**TEXTO PROPORCIONADO**
━━━━━━━━━━
Por Ángel Escalera. (13-10-2009)

Las cofradías malagueñas se enfrentan a nuevos retos. Entre ellos está el de la reorganización de los horarios de las procesiones. Si hace tres o cuatro décadas se consideraba un honor ser la hermandad que cerrase los desfiles de cada día ahora es más bien una cruz, porque la cofradía que va en último lugar se encuentra con muy poca gente en la calle y con un recorrido oficial con demasiados huecos en las sillas y tribunas.
Esa circunstancia es la que está detrás de que dos cofradías muy señeras y populares, como son el Cautivo y el Rocío, se estén planteando muy seriamente pasar la próxima Semana Santa en primer lugar por el recorrido oficial, aunque de ese modo tengan que salir a primera hora de la tarde, casi a la hora de la comida.
Prefieren el sol y el calor antes que la luna y la noche. ¿Y por qué, cabe preguntarse, están dipuestas esas dos hermandades a dar un giro tan radical a su orden de procesión? Muy sencillo: para no encerrarse tan tarde. Tanto el Cautivo como el Rocío tienen unos caminos muy largos y eso hace que cuando terminan el itinerario oficial aún les quedan varias horas hasta el momento de su encierro.
━━━━━━━━━━
**LA TAREA**
Por favor, prosigue el texto sobre los horarios de las procesiones malagueñas a partir de donde termina. El material que viene a continuación es independiente del texto sobre los horarios de las procesiones malagueñas.
━━━━━━━━━━
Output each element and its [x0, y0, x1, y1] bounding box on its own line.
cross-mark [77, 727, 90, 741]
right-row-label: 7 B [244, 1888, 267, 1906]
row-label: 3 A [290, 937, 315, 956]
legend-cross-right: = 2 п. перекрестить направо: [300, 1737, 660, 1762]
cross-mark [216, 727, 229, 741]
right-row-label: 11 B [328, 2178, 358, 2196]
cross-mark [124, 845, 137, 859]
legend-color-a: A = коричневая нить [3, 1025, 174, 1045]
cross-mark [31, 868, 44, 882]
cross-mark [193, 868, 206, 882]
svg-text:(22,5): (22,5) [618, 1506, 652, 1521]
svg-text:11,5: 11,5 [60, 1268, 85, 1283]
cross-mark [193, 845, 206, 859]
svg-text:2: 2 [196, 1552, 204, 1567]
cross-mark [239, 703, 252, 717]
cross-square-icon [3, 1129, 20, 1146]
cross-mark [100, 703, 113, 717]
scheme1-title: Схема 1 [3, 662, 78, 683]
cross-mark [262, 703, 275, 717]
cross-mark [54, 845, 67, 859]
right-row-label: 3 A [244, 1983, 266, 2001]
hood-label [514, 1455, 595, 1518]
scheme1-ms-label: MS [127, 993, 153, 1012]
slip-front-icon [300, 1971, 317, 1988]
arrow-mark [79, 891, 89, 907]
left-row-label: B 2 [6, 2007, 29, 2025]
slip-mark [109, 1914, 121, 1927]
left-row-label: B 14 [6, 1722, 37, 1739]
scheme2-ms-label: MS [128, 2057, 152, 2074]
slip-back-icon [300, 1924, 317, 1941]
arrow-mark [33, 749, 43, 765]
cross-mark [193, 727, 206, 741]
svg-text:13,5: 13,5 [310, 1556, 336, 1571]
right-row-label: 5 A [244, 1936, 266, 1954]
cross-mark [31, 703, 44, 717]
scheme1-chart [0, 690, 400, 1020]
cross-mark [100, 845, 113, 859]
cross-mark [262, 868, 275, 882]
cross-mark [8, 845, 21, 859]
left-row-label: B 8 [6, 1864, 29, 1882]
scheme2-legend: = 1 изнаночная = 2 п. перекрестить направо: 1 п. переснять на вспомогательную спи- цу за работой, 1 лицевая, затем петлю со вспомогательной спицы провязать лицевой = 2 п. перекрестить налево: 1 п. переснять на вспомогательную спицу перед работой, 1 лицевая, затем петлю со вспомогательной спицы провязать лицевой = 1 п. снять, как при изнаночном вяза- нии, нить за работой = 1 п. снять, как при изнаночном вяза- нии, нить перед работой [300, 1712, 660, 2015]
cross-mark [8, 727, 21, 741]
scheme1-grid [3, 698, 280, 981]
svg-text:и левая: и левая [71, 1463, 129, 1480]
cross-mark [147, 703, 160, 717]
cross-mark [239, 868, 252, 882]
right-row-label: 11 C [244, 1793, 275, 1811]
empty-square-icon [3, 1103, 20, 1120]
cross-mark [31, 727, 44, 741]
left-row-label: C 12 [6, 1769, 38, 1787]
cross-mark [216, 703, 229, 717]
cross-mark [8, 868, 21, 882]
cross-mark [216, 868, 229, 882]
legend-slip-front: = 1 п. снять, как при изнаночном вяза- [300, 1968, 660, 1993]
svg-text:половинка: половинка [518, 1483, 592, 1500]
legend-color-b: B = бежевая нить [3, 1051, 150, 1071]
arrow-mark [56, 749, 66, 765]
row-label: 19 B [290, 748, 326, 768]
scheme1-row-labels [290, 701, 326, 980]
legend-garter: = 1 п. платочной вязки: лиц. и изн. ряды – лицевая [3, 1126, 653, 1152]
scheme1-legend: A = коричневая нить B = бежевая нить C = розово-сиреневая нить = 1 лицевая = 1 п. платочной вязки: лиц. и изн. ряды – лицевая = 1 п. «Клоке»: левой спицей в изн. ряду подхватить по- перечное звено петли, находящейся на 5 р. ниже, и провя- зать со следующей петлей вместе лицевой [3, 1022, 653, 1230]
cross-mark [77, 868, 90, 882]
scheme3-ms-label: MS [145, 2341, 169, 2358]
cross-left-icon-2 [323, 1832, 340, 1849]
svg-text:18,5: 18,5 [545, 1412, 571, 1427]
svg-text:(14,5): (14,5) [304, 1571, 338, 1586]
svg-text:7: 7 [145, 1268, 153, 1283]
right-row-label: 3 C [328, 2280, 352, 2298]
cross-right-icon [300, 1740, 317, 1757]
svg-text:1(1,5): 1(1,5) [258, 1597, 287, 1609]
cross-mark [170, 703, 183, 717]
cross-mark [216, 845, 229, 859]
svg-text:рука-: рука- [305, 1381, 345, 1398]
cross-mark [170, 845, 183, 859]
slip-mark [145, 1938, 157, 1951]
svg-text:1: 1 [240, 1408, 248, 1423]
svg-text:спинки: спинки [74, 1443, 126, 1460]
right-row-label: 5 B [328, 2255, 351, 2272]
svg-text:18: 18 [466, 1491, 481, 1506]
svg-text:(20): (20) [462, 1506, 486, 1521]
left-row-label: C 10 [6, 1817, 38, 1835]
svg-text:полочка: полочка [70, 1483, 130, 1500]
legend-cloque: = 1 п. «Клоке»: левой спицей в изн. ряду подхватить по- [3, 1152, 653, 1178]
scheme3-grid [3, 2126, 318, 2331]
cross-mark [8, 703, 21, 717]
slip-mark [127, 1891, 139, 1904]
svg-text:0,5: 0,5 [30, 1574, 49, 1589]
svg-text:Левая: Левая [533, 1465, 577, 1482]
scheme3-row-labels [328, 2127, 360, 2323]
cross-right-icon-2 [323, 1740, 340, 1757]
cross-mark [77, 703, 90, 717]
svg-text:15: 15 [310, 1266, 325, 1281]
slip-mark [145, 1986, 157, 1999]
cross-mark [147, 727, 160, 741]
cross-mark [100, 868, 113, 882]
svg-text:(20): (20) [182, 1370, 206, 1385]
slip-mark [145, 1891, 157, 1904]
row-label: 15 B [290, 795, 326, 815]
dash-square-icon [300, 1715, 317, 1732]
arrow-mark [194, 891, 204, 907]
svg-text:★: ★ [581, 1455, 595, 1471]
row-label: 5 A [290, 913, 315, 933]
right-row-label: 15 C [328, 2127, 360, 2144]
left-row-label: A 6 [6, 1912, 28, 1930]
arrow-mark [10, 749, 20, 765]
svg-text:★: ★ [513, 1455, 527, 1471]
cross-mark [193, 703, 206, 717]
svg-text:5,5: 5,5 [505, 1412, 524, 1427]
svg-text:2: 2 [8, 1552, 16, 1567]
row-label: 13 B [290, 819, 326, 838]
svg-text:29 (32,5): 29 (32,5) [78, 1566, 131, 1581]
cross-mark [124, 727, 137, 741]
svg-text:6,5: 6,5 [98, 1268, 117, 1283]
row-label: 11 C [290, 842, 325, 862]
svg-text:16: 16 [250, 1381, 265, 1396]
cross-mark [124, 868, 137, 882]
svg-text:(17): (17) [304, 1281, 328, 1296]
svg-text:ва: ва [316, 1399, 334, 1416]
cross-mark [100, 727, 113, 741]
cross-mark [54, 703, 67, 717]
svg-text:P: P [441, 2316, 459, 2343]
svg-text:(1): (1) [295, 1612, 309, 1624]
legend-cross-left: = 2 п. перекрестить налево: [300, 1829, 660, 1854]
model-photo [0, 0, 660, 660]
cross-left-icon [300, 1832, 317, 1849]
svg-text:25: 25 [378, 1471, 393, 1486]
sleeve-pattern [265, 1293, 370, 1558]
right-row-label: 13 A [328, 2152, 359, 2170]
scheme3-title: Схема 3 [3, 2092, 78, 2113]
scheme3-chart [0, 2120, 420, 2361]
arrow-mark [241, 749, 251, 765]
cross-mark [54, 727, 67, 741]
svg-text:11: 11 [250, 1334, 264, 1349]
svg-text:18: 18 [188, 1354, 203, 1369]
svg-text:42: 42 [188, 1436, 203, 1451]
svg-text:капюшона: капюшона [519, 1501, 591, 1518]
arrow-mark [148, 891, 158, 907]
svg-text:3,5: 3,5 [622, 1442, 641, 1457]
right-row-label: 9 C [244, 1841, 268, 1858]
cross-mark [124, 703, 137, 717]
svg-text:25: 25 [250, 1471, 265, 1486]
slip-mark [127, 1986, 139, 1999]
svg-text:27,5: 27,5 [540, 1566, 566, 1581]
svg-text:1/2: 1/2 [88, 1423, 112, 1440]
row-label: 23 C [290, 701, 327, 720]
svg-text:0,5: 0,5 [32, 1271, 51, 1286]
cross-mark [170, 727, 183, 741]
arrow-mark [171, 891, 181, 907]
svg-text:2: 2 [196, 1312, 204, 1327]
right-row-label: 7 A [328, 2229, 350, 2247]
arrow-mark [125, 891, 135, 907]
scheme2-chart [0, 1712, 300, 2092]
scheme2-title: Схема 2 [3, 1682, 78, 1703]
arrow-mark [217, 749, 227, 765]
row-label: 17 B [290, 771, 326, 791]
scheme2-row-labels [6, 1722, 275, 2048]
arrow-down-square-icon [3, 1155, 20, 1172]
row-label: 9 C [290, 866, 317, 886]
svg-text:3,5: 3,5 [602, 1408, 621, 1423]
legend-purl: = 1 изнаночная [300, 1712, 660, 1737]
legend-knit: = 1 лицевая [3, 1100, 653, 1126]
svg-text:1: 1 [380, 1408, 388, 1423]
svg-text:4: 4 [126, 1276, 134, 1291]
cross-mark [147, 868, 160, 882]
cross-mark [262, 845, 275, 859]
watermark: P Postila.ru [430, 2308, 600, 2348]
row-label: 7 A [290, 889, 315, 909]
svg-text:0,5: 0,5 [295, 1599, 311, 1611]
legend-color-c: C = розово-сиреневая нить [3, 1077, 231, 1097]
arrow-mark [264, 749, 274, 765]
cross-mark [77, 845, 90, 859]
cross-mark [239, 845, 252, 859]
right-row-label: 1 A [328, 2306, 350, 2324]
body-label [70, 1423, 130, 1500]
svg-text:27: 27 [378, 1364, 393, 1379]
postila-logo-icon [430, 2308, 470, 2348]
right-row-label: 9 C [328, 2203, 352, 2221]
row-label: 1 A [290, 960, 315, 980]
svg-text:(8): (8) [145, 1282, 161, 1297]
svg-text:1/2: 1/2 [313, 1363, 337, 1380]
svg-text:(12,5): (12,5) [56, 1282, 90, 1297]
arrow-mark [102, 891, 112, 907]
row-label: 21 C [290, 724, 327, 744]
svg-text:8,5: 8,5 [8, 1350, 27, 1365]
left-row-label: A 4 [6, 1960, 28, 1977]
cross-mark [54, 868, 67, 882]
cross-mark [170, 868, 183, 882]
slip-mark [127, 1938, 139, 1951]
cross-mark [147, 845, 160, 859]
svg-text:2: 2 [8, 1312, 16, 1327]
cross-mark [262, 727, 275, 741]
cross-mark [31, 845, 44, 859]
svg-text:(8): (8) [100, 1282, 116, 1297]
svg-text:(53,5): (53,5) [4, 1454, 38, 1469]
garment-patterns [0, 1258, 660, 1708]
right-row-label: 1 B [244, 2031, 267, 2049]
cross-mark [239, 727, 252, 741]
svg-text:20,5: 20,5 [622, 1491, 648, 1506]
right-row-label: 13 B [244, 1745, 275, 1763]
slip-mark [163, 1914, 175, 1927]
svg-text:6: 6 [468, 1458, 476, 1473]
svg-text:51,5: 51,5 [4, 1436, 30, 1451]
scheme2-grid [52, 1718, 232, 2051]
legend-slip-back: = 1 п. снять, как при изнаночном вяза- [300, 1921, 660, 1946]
━━━━━━━━━━
**RESULTADO DE LA TAREA**
De vuelta a su casa hermandad, en el barrio de la Trinidad, en el caso del Cautivo, y de la Victoria, en el del Rocío, hay poco público en las calles y se enfrentan a muchas dificultades y la presencia de gamberros que molestan a los componentes de los cortejos, lo que desluce la procesión y crea tensiones innecesarias.
La Agrupación de Cofradías, que para eso se creó en 1921, debe tomar cartas en el asunto y hacer un estudio reposado y profundo de la situación. Y, con el acuerdo de todas las hermandades, efectuar los cambios de horarios e itinerarios que sean precisos. Hay que mirar más por el bien común de la Semana Santa de Málaga que por el bien particular. Esa reestructuración de horarios e intinerarios es necesaria en función del panorama actual. Dejarlo todo como está es lo más cómodo, pero no lo más adecuado. Y tampoco se soluciona el problema porque la cofradía que va la última pida el cambio a la primera. Siempre habrá una cofradía que cierre los desfiles, y no se trata de desvestir a un santo para vestir a otro.